**What to do:** Retype each line of the material exactly, please, skipping any picture in it.

**Provided information:**
****
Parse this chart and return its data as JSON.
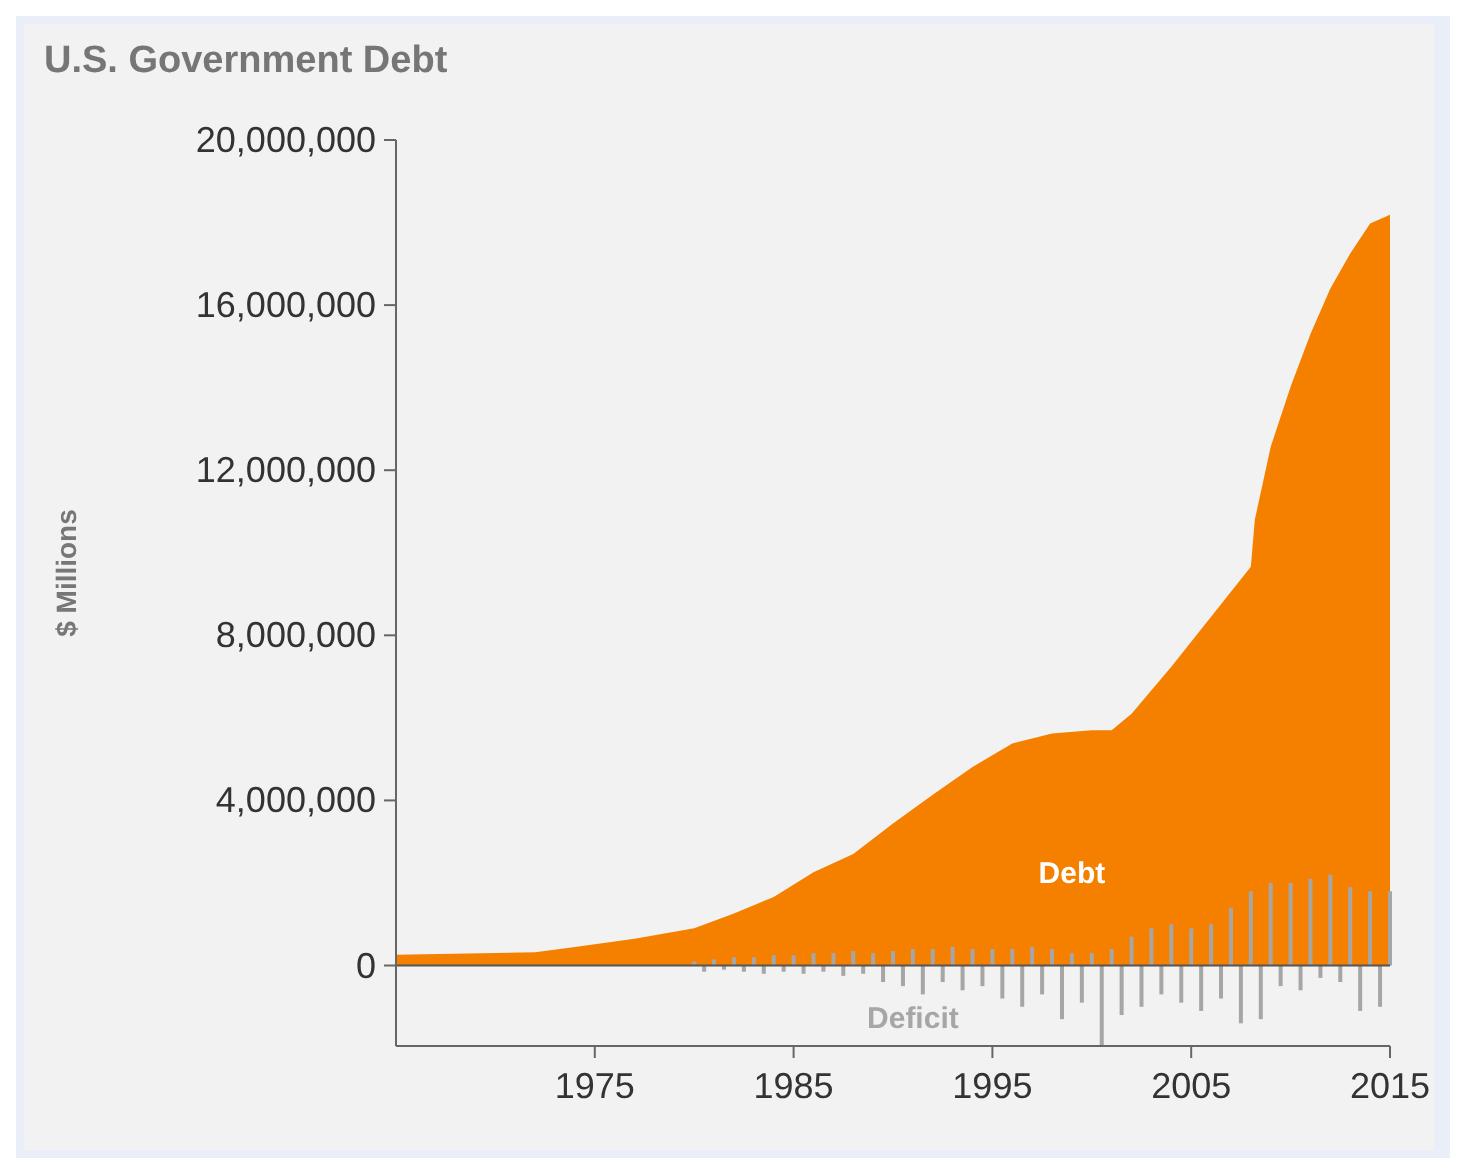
{
  "chart_data": {
    "type": "area",
    "title": "U.S. Government Debt",
    "ylabel": "$ Millions",
    "xlim": [
      1965,
      2015
    ],
    "xticks": [
      1975,
      1985,
      1995,
      2005,
      2015
    ],
    "ylim": [
      -1950000,
      20000000
    ],
    "yticks": [
      {
        "value": 0,
        "label": "0"
      },
      {
        "value": 4000000,
        "label": "4,000,000"
      },
      {
        "value": 8000000,
        "label": "8,000,000"
      },
      {
        "value": 12000000,
        "label": "12,000,000"
      },
      {
        "value": 16000000,
        "label": "16,000,000"
      },
      {
        "value": 20000000,
        "label": "20,000,000"
      }
    ],
    "grid": false,
    "legend": false,
    "ref_lines": [
      {
        "axis": "y",
        "value": 0,
        "color": "#555555"
      }
    ],
    "series": [
      {
        "name": "Debt",
        "color": "#f58000",
        "x": [
          1965,
          1972,
          1974,
          1977,
          1980,
          1982,
          1984,
          1986,
          1988,
          1990,
          1992,
          1994,
          1996,
          1998,
          2000,
          2001,
          2002,
          2004,
          2006,
          2008,
          2008.2,
          2009,
          2010,
          2011,
          2012,
          2013,
          2014,
          2015
        ],
        "values": [
          260000,
          320000,
          450000,
          650000,
          900000,
          1260000,
          1660000,
          2260000,
          2700000,
          3440000,
          4140000,
          4810000,
          5380000,
          5620000,
          5700000,
          5700000,
          6100000,
          7240000,
          8450000,
          9660000,
          10800000,
          12570000,
          14020000,
          15300000,
          16400000,
          17250000,
          17980000,
          18190000
        ]
      },
      {
        "name": "Deficit",
        "type": "bar",
        "color": "#a6a6a6",
        "x": [
          1980,
          1980.5,
          1981,
          1981.5,
          1982,
          1982.5,
          1983,
          1983.5,
          1984,
          1984.5,
          1985,
          1985.5,
          1986,
          1986.5,
          1987,
          1987.5,
          1988,
          1988.5,
          1989,
          1989.5,
          1990,
          1990.5,
          1991,
          1991.5,
          1992,
          1992.5,
          1993,
          1993.5,
          1994,
          1994.5,
          1995,
          1995.5,
          1996,
          1996.5,
          1997,
          1997.5,
          1998,
          1998.5,
          1999,
          1999.5,
          2000,
          2000.5,
          2001,
          2001.5,
          2002,
          2002.5,
          2003,
          2003.5,
          2004,
          2004.5,
          2005,
          2005.5,
          2006,
          2006.5,
          2007,
          2007.5,
          2008,
          2008.5,
          2009,
          2009.5,
          2010,
          2010.5,
          2011,
          2011.5,
          2012,
          2012.5,
          2013,
          2013.5,
          2014,
          2014.5,
          2015
        ],
        "values": [
          100000,
          -150000,
          150000,
          -100000,
          200000,
          -150000,
          200000,
          -200000,
          250000,
          -150000,
          250000,
          -200000,
          300000,
          -150000,
          300000,
          -250000,
          350000,
          -200000,
          300000,
          -400000,
          350000,
          -500000,
          400000,
          -700000,
          400000,
          -400000,
          450000,
          -600000,
          400000,
          -500000,
          400000,
          -800000,
          400000,
          -1000000,
          450000,
          -700000,
          400000,
          -1300000,
          300000,
          -900000,
          300000,
          -1950000,
          400000,
          -1200000,
          700000,
          -1000000,
          900000,
          -700000,
          1000000,
          -900000,
          900000,
          -1100000,
          1000000,
          -800000,
          1400000,
          -1400000,
          1800000,
          -1300000,
          2000000,
          -500000,
          2000000,
          -600000,
          2100000,
          -300000,
          2200000,
          -400000,
          1900000,
          -1100000,
          1800000,
          -1000000,
          1800000
        ]
      }
    ]
  }
}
****
**Task result:**
Parse this chart and return its data as JSON.
{
  "chart_data": {
    "type": "area",
    "title": "U.S. Government Debt",
    "ylabel": "$ Millions",
    "xlim": [
      1965,
      2015
    ],
    "xticks": [
      1975,
      1985,
      1995,
      2005,
      2015
    ],
    "ylim": [
      -1950000,
      20000000
    ],
    "yticks": [
      {
        "value": 0,
        "label": "0"
      },
      {
        "value": 4000000,
        "label": "4,000,000"
      },
      {
        "value": 8000000,
        "label": "8,000,000"
      },
      {
        "value": 12000000,
        "label": "12,000,000"
      },
      {
        "value": 16000000,
        "label": "16,000,000"
      },
      {
        "value": 20000000,
        "label": "20,000,000"
      }
    ],
    "grid": false,
    "legend": false,
    "ref_lines": [
      {
        "axis": "y",
        "value": 0,
        "color": "#555555"
      }
    ],
    "series": [
      {
        "name": "Debt",
        "color": "#f58000",
        "x": [
          1965,
          1972,
          1974,
          1977,
          1980,
          1982,
          1984,
          1986,
          1988,
          1990,
          1992,
          1994,
          1996,
          1998,
          2000,
          2001,
          2002,
          2004,
          2006,
          2008,
          2008.2,
          2009,
          2010,
          2011,
          2012,
          2013,
          2014,
          2015
        ],
        "values": [
          260000,
          320000,
          450000,
          650000,
          900000,
          1260000,
          1660000,
          2260000,
          2700000,
          3440000,
          4140000,
          4810000,
          5380000,
          5620000,
          5700000,
          5700000,
          6100000,
          7240000,
          8450000,
          9660000,
          10800000,
          12570000,
          14020000,
          15300000,
          16400000,
          17250000,
          17980000,
          18190000
        ]
      },
      {
        "name": "Deficit",
        "type": "bar",
        "color": "#a6a6a6",
        "x": [
          1980,
          1980.5,
          1981,
          1981.5,
          1982,
          1982.5,
          1983,
          1983.5,
          1984,
          1984.5,
          1985,
          1985.5,
          1986,
          1986.5,
          1987,
          1987.5,
          1988,
          1988.5,
          1989,
          1989.5,
          1990,
          1990.5,
          1991,
          1991.5,
          1992,
          1992.5,
          1993,
          1993.5,
          1994,
          1994.5,
          1995,
          1995.5,
          1996,
          1996.5,
          1997,
          1997.5,
          1998,
          1998.5,
          1999,
          1999.5,
          2000,
          2000.5,
          2001,
          2001.5,
          2002,
          2002.5,
          2003,
          2003.5,
          2004,
          2004.5,
          2005,
          2005.5,
          2006,
          2006.5,
          2007,
          2007.5,
          2008,
          2008.5,
          2009,
          2009.5,
          2010,
          2010.5,
          2011,
          2011.5,
          2012,
          2012.5,
          2013,
          2013.5,
          2014,
          2014.5,
          2015
        ],
        "values": [
          100000,
          -150000,
          150000,
          -100000,
          200000,
          -150000,
          200000,
          -200000,
          250000,
          -150000,
          250000,
          -200000,
          300000,
          -150000,
          300000,
          -250000,
          350000,
          -200000,
          300000,
          -400000,
          350000,
          -500000,
          400000,
          -700000,
          400000,
          -400000,
          450000,
          -600000,
          400000,
          -500000,
          400000,
          -800000,
          400000,
          -1000000,
          450000,
          -700000,
          400000,
          -1300000,
          300000,
          -900000,
          300000,
          -1950000,
          400000,
          -1200000,
          700000,
          -1000000,
          900000,
          -700000,
          1000000,
          -900000,
          900000,
          -1100000,
          1000000,
          -800000,
          1400000,
          -1400000,
          1800000,
          -1300000,
          2000000,
          -500000,
          2000000,
          -600000,
          2100000,
          -300000,
          2200000,
          -400000,
          1900000,
          -1100000,
          1800000,
          -1000000,
          1800000
        ]
      }
    ]
  }
}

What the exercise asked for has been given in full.